▶ _GIVEN REQUEST_: Type out the records that follow, exactly as given.

--- START RECORDS PROVIDED ---

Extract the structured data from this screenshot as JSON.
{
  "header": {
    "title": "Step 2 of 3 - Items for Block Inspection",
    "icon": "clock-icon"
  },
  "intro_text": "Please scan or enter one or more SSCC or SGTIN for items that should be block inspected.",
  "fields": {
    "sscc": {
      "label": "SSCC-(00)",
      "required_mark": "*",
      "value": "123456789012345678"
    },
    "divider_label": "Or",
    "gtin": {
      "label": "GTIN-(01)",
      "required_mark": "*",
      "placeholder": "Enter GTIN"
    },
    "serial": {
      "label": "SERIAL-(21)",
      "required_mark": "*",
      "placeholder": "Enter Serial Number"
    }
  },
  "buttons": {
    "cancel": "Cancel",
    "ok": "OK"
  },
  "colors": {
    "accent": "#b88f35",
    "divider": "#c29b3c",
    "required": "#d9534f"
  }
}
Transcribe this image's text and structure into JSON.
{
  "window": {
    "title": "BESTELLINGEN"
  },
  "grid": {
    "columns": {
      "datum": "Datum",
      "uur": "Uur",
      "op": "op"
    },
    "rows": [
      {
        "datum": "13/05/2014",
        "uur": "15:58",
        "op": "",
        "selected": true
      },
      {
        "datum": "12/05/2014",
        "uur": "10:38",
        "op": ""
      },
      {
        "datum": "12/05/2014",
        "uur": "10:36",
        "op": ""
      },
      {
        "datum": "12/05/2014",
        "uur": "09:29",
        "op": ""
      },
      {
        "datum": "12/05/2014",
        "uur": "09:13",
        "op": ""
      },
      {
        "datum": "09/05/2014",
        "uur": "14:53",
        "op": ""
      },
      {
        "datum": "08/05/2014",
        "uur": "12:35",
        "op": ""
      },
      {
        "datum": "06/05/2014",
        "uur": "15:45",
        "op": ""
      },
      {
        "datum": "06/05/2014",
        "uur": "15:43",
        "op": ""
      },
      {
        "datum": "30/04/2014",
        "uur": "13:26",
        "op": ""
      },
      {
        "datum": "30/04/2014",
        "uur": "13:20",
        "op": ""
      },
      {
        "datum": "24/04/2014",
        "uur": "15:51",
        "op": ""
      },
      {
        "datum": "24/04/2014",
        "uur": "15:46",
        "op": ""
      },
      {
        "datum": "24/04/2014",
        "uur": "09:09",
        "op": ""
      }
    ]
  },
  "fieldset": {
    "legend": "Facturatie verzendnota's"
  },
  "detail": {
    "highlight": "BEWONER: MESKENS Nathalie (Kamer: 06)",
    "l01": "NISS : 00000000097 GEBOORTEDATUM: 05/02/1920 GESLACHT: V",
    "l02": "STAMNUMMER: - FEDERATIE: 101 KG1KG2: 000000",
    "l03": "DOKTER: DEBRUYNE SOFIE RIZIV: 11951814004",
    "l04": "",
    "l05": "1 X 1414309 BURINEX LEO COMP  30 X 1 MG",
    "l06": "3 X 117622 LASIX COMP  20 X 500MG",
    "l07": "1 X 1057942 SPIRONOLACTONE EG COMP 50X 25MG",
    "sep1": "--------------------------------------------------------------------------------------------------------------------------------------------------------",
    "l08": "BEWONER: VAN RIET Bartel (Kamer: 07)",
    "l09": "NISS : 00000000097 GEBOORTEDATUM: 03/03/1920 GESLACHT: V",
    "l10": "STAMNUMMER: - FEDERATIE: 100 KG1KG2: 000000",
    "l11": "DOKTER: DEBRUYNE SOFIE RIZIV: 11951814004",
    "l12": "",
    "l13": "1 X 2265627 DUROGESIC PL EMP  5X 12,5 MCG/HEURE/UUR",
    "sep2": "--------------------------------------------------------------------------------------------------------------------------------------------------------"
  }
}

--- END RECORDS PROVIDED ---

▶ _FINISHED TASK_:
Extract the structured data from this screenshot as JSON.
{
  "header": {
    "title": "Step 2 of 3 - Items for Block Inspection",
    "icon": "clock-icon"
  },
  "intro_text": "Please scan or enter one or more SSCC or SGTIN for items that should be block inspected.",
  "fields": {
    "sscc": {
      "label": "SSCC-(00)",
      "required_mark": "*",
      "value": "123456789012345678"
    },
    "divider_label": "Or",
    "gtin": {
      "label": "GTIN-(01)",
      "required_mark": "*",
      "placeholder": "Enter GTIN"
    },
    "serial": {
      "label": "SERIAL-(21)",
      "required_mark": "*",
      "placeholder": "Enter Serial Number"
    }
  },
  "buttons": {
    "cancel": "Cancel",
    "ok": "OK"
  },
  "colors": {
    "accent": "#b88f35",
    "divider": "#c29b3c",
    "required": "#d9534f"
  }
}
Transcribe this image's text and structure into JSON.
{
  "window": {
    "title": "BESTELLINGEN"
  },
  "grid": {
    "columns": {
      "datum": "Datum",
      "uur": "Uur",
      "op": "op"
    },
    "rows": [
      {
        "datum": "13/05/2014",
        "uur": "15:58",
        "op": "",
        "selected": true
      },
      {
        "datum": "12/05/2014",
        "uur": "10:38",
        "op": ""
      },
      {
        "datum": "12/05/2014",
        "uur": "10:36",
        "op": ""
      },
      {
        "datum": "12/05/2014",
        "uur": "09:29",
        "op": ""
      },
      {
        "datum": "12/05/2014",
        "uur": "09:13",
        "op": ""
      },
      {
        "datum": "09/05/2014",
        "uur": "14:53",
        "op": ""
      },
      {
        "datum": "08/05/2014",
        "uur": "12:35",
        "op": ""
      },
      {
        "datum": "06/05/2014",
        "uur": "15:45",
        "op": ""
      },
      {
        "datum": "06/05/2014",
        "uur": "15:43",
        "op": ""
      },
      {
        "datum": "30/04/2014",
        "uur": "13:26",
        "op": ""
      },
      {
        "datum": "30/04/2014",
        "uur": "13:20",
        "op": ""
      },
      {
        "datum": "24/04/2014",
        "uur": "15:51",
        "op": ""
      },
      {
        "datum": "24/04/2014",
        "uur": "15:46",
        "op": ""
      },
      {
        "datum": "24/04/2014",
        "uur": "09:09",
        "op": ""
      }
    ]
  },
  "fieldset": {
    "legend": "Facturatie verzendnota's"
  },
  "detail": {
    "highlight": "BEWONER: MESKENS Nathalie (Kamer: 06)",
    "l01": "NISS : 00000000097 GEBOORTEDATUM: 05/02/1920 GESLACHT: V",
    "l02": "STAMNUMMER: - FEDERATIE: 101 KG1KG2: 000000",
    "l03": "DOKTER: DEBRUYNE SOFIE RIZIV: 11951814004",
    "l04": "",
    "l05": "1 X 1414309 BURINEX LEO COMP  30 X 1 MG",
    "l06": "3 X 117622 LASIX COMP  20 X 500MG",
    "l07": "1 X 1057942 SPIRONOLACTONE EG COMP 50X 25MG",
    "sep1": "--------------------------------------------------------------------------------------------------------------------------------------------------------",
    "l08": "BEWONER: VAN RIET Bartel (Kamer: 07)",
    "l09": "NISS : 00000000097 GEBOORTEDATUM: 03/03/1920 GESLACHT: V",
    "l10": "STAMNUMMER: - FEDERATIE: 100 KG1KG2: 000000",
    "l11": "DOKTER: DEBRUYNE SOFIE RIZIV: 11951814004",
    "l12": "",
    "l13": "1 X 2265627 DUROGESIC PL EMP  5X 12,5 MCG/HEURE/UUR",
    "sep2": "--------------------------------------------------------------------------------------------------------------------------------------------------------"
  }
}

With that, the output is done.